> _Task directions_: The records below must be written out exactly, with every picture left behind.

# # # # #

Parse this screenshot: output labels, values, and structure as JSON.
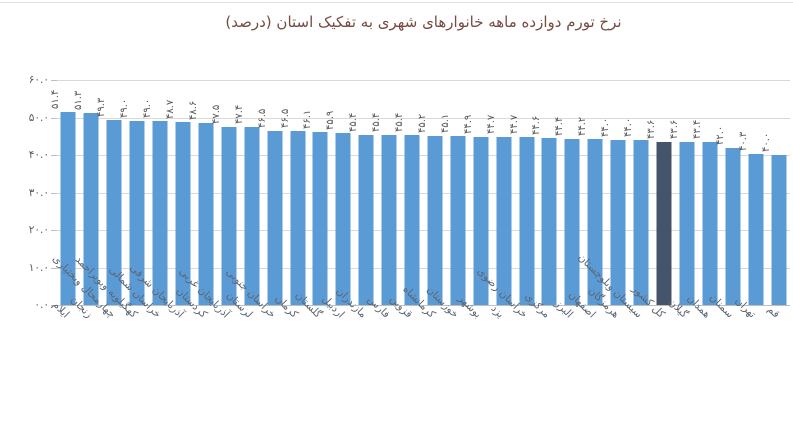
{
  "title": "نرخ تورم دوازده ماهه خانوارهای شهری به تفکیک استان (درصد)",
  "chart_data": {
    "type": "bar",
    "title": "نرخ تورم دوازده ماهه خانوارهای شهری به تفکیک استان (درصد)",
    "ylabel": "",
    "xlabel": "",
    "ylim": [
      0,
      60
    ],
    "grid": true,
    "legend": "none",
    "bar_color": "#5B9BD5",
    "highlight_color": "#44546A",
    "highlighted_category": "کل کشور",
    "highlight_index": 26,
    "y_tick_values": [
      60,
      50,
      40,
      30,
      20,
      10,
      0
    ],
    "y_tick_labels": [
      "۶۰.۰",
      "۵۰.۰",
      "۴۰.۰",
      "۳۰.۰",
      "۲۰.۰",
      "۱۰.۰",
      "۰.۰"
    ],
    "categories": [
      "ایلام",
      "زنجان",
      "چهارمحال وبختیاری",
      "کهگیلویه وبویراحمد",
      "خراسان شمالی",
      "آذربایجان شرقی",
      "کردستان",
      "آذربایجان غربی",
      "لرستان",
      "خراسان جنوبی",
      "کرمان",
      "گلستان",
      "اردبیل",
      "مازندران",
      "فارس",
      "قزوین",
      "کرمانشاه",
      "خوزستان",
      "بوشهر",
      "یزد",
      "خراسان رضوی",
      "مرکزی",
      "البرز",
      "اصفهان",
      "هرمزگان",
      "سیستان وبلوچستان",
      "کل کشور",
      "گیلان",
      "همدان",
      "سمنان",
      "تهران",
      "قم"
    ],
    "values": [
      51.4,
      51.3,
      49.3,
      49.0,
      49.0,
      48.7,
      48.6,
      47.5,
      47.4,
      46.5,
      46.5,
      46.1,
      45.9,
      45.4,
      45.4,
      45.4,
      45.2,
      45.1,
      44.9,
      44.7,
      44.7,
      44.6,
      44.4,
      44.2,
      44.0,
      44.0,
      43.6,
      43.6,
      43.4,
      42.0,
      40.3,
      40.0
    ],
    "value_labels": [
      "۵۱.۴",
      "۵۱.۳",
      "۴۹.۳",
      "۴۹.۰",
      "۴۹.۰",
      "۴۸.۷",
      "۴۸.۶",
      "۴۷.۵",
      "۴۷.۴",
      "۴۶.۵",
      "۴۶.۵",
      "۴۶.۱",
      "۴۵.۹",
      "۴۵.۴",
      "۴۵.۴",
      "۴۵.۴",
      "۴۵.۲",
      "۴۵.۱",
      "۴۴.۹",
      "۴۴.۷",
      "۴۴.۷",
      "۴۴.۶",
      "۴۴.۴",
      "۴۴.۲",
      "۴۴.۰",
      "۴۴.۰",
      "۴۳.۶",
      "۴۳.۶",
      "۴۳.۴",
      "۴۲.۰",
      "۴۰.۳",
      "۴۰.۰"
    ],
    "colors": {
      "grid": "#d9d9d9",
      "axis_line": "#bfbfbf",
      "value_label": "#595959",
      "y_label": "#595959",
      "x_label": "#5a6572",
      "title": "#774B41"
    }
  }
}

# # # # #

> _Task answer_:
Parse this screenshot: output labels, values, and structure as JSON.
{
  "title": "نرخ تورم دوازده ماهه خانوارهای شهری به تفکیک استان (درصد)",
  "chart_data": {
    "type": "bar",
    "title": "نرخ تورم دوازده ماهه خانوارهای شهری به تفکیک استان (درصد)",
    "ylabel": "",
    "xlabel": "",
    "ylim": [
      0,
      60
    ],
    "grid": true,
    "legend": "none",
    "bar_color": "#5B9BD5",
    "highlight_color": "#44546A",
    "highlighted_category": "کل کشور",
    "highlight_index": 26,
    "y_tick_values": [
      60,
      50,
      40,
      30,
      20,
      10,
      0
    ],
    "y_tick_labels": [
      "۶۰.۰",
      "۵۰.۰",
      "۴۰.۰",
      "۳۰.۰",
      "۲۰.۰",
      "۱۰.۰",
      "۰.۰"
    ],
    "categories": [
      "ایلام",
      "زنجان",
      "چهارمحال وبختیاری",
      "کهگیلویه وبویراحمد",
      "خراسان شمالی",
      "آذربایجان شرقی",
      "کردستان",
      "آذربایجان غربی",
      "لرستان",
      "خراسان جنوبی",
      "کرمان",
      "گلستان",
      "اردبیل",
      "مازندران",
      "فارس",
      "قزوین",
      "کرمانشاه",
      "خوزستان",
      "بوشهر",
      "یزد",
      "خراسان رضوی",
      "مرکزی",
      "البرز",
      "اصفهان",
      "هرمزگان",
      "سیستان وبلوچستان",
      "کل کشور",
      "گیلان",
      "همدان",
      "سمنان",
      "تهران",
      "قم"
    ],
    "values": [
      51.4,
      51.3,
      49.3,
      49.0,
      49.0,
      48.7,
      48.6,
      47.5,
      47.4,
      46.5,
      46.5,
      46.1,
      45.9,
      45.4,
      45.4,
      45.4,
      45.2,
      45.1,
      44.9,
      44.7,
      44.7,
      44.6,
      44.4,
      44.2,
      44.0,
      44.0,
      43.6,
      43.6,
      43.4,
      42.0,
      40.3,
      40.0
    ],
    "value_labels": [
      "۵۱.۴",
      "۵۱.۳",
      "۴۹.۳",
      "۴۹.۰",
      "۴۹.۰",
      "۴۸.۷",
      "۴۸.۶",
      "۴۷.۵",
      "۴۷.۴",
      "۴۶.۵",
      "۴۶.۵",
      "۴۶.۱",
      "۴۵.۹",
      "۴۵.۴",
      "۴۵.۴",
      "۴۵.۴",
      "۴۵.۲",
      "۴۵.۱",
      "۴۴.۹",
      "۴۴.۷",
      "۴۴.۷",
      "۴۴.۶",
      "۴۴.۴",
      "۴۴.۲",
      "۴۴.۰",
      "۴۴.۰",
      "۴۳.۶",
      "۴۳.۶",
      "۴۳.۴",
      "۴۲.۰",
      "۴۰.۳",
      "۴۰.۰"
    ],
    "colors": {
      "grid": "#d9d9d9",
      "axis_line": "#bfbfbf",
      "value_label": "#595959",
      "y_label": "#595959",
      "x_label": "#5a6572",
      "title": "#774B41"
    }
  }
}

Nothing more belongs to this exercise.